_Instruction_: Omit the pictures from the entries below and retype everything else exactly.

_Listed entries_:
--------
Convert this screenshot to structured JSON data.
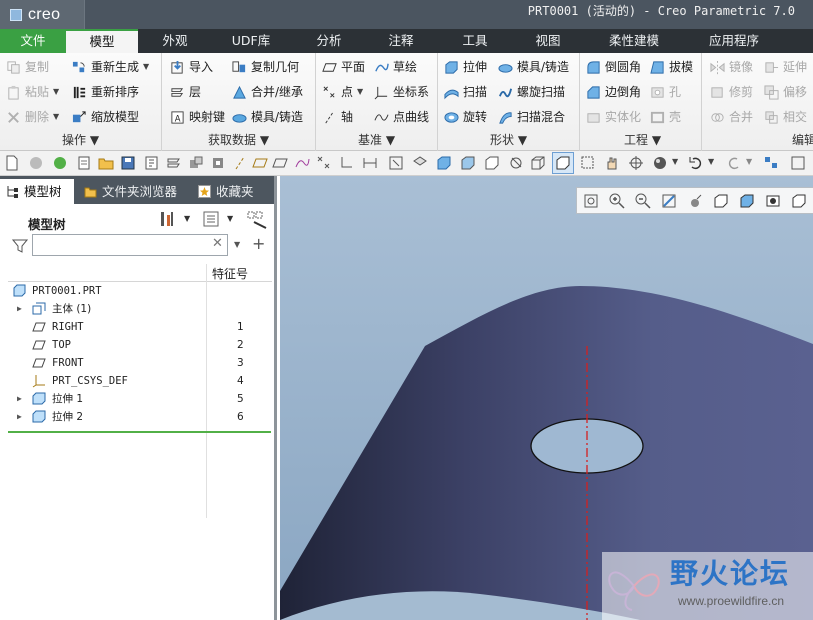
{
  "app": {
    "brand": "creo",
    "window_title": "PRT0001 (活动的) - Creo Parametric 7.0"
  },
  "menu": {
    "tabs": [
      "文件",
      "模型",
      "外观",
      "UDF库",
      "分析",
      "注释",
      "工具",
      "视图",
      "柔性建模",
      "应用程序"
    ]
  },
  "ribbon": {
    "groups": [
      {
        "label": "操作",
        "items": [
          "复制",
          "粘贴",
          "删除",
          "重新生成",
          "重新排序",
          "缩放模型"
        ]
      },
      {
        "label": "获取数据",
        "items": [
          "导入",
          "层",
          "映射键",
          "复制几何",
          "合并/继承",
          "模具/铸造"
        ]
      },
      {
        "label": "基准",
        "items": [
          "平面",
          "点",
          "轴",
          "草绘",
          "坐标系",
          "点曲线"
        ]
      },
      {
        "label": "形状",
        "items": [
          "拉伸",
          "扫描",
          "旋转",
          "模具/铸造",
          "螺旋扫描",
          "扫描混合"
        ]
      },
      {
        "label": "工程",
        "items": [
          "倒圆角",
          "边倒角",
          "实体化",
          "拔模",
          "孔",
          "壳"
        ]
      },
      {
        "label": "编辑",
        "items": [
          "镜像",
          "修剪",
          "合并",
          "延伸",
          "偏移",
          "相交"
        ]
      }
    ]
  },
  "panel": {
    "tabs": [
      "模型树",
      "文件夹浏览器",
      "收藏夹"
    ],
    "tree_title": "模型树",
    "filter_placeholder": "",
    "col_feature_number": "特征号",
    "rows": [
      {
        "label": "PRT0001.PRT",
        "num": ""
      },
      {
        "label": "主体 (1)",
        "num": ""
      },
      {
        "label": "RIGHT",
        "num": "1"
      },
      {
        "label": "TOP",
        "num": "2"
      },
      {
        "label": "FRONT",
        "num": "3"
      },
      {
        "label": "PRT_CSYS_DEF",
        "num": "4"
      },
      {
        "label": "拉伸 1",
        "num": "5"
      },
      {
        "label": "拉伸 2",
        "num": "6"
      }
    ]
  },
  "watermark": {
    "title": "野火论坛",
    "url": "www.proewildfire.cn"
  },
  "colors": {
    "file_tab": "#3aa043",
    "part_surface": "#4d5680",
    "background": "#a6bcd2"
  }
}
--------
_Completed exercise_:
Convert this screenshot to structured JSON data.
{
  "app": {
    "brand": "creo",
    "window_title": "PRT0001 (活动的) - Creo Parametric 7.0"
  },
  "menu": {
    "tabs": [
      "文件",
      "模型",
      "外观",
      "UDF库",
      "分析",
      "注释",
      "工具",
      "视图",
      "柔性建模",
      "应用程序"
    ]
  },
  "ribbon": {
    "groups": [
      {
        "label": "操作",
        "items": [
          "复制",
          "粘贴",
          "删除",
          "重新生成",
          "重新排序",
          "缩放模型"
        ]
      },
      {
        "label": "获取数据",
        "items": [
          "导入",
          "层",
          "映射键",
          "复制几何",
          "合并/继承",
          "模具/铸造"
        ]
      },
      {
        "label": "基准",
        "items": [
          "平面",
          "点",
          "轴",
          "草绘",
          "坐标系",
          "点曲线"
        ]
      },
      {
        "label": "形状",
        "items": [
          "拉伸",
          "扫描",
          "旋转",
          "模具/铸造",
          "螺旋扫描",
          "扫描混合"
        ]
      },
      {
        "label": "工程",
        "items": [
          "倒圆角",
          "边倒角",
          "实体化",
          "拔模",
          "孔",
          "壳"
        ]
      },
      {
        "label": "编辑",
        "items": [
          "镜像",
          "修剪",
          "合并",
          "延伸",
          "偏移",
          "相交"
        ]
      }
    ]
  },
  "panel": {
    "tabs": [
      "模型树",
      "文件夹浏览器",
      "收藏夹"
    ],
    "tree_title": "模型树",
    "filter_placeholder": "",
    "col_feature_number": "特征号",
    "rows": [
      {
        "label": "PRT0001.PRT",
        "num": ""
      },
      {
        "label": "主体 (1)",
        "num": ""
      },
      {
        "label": "RIGHT",
        "num": "1"
      },
      {
        "label": "TOP",
        "num": "2"
      },
      {
        "label": "FRONT",
        "num": "3"
      },
      {
        "label": "PRT_CSYS_DEF",
        "num": "4"
      },
      {
        "label": "拉伸 1",
        "num": "5"
      },
      {
        "label": "拉伸 2",
        "num": "6"
      }
    ]
  },
  "watermark": {
    "title": "野火论坛",
    "url": "www.proewildfire.cn"
  },
  "colors": {
    "file_tab": "#3aa043",
    "part_surface": "#4d5680",
    "background": "#a6bcd2"
  }
}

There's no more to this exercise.